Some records
- - - - - - -

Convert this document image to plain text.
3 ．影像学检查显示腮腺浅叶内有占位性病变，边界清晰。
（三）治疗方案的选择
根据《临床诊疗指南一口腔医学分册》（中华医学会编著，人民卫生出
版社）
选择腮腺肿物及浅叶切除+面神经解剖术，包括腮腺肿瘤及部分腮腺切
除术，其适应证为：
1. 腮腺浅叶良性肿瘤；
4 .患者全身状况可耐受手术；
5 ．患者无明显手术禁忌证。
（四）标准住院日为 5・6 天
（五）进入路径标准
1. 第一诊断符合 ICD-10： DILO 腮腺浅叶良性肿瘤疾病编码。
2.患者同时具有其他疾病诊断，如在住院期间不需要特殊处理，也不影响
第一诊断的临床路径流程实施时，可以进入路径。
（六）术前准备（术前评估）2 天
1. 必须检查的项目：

- - - - - - -

Task directions
Reproduce every record above exactly as it appears.

Result
Convert this document image to plain text.
3 ．影像学检查显示腮腺浅叶内有占位性病变，边界清晰。
（三）治疗方案的选择
根据《临床诊疗指南一口腔医学分册》（中华医学会编著，人民卫生出
版社）
选择腮腺肿物及浅叶切除+面神经解剖术，包括腮腺肿瘤及部分腮腺切
除术，其适应证为：
1. 腮腺浅叶良性肿瘤；
4 .患者全身状况可耐受手术；
5 ．患者无明显手术禁忌证。
（四）标准住院日为 5・6 天
（五）进入路径标准
1. 第一诊断符合 ICD-10： DILO 腮腺浅叶良性肿瘤疾病编码。
2.患者同时具有其他疾病诊断，如在住院期间不需要特殊处理，也不影响
第一诊断的临床路径流程实施时，可以进入路径。
（六）术前准备（术前评估）2 天
1. 必须检查的项目：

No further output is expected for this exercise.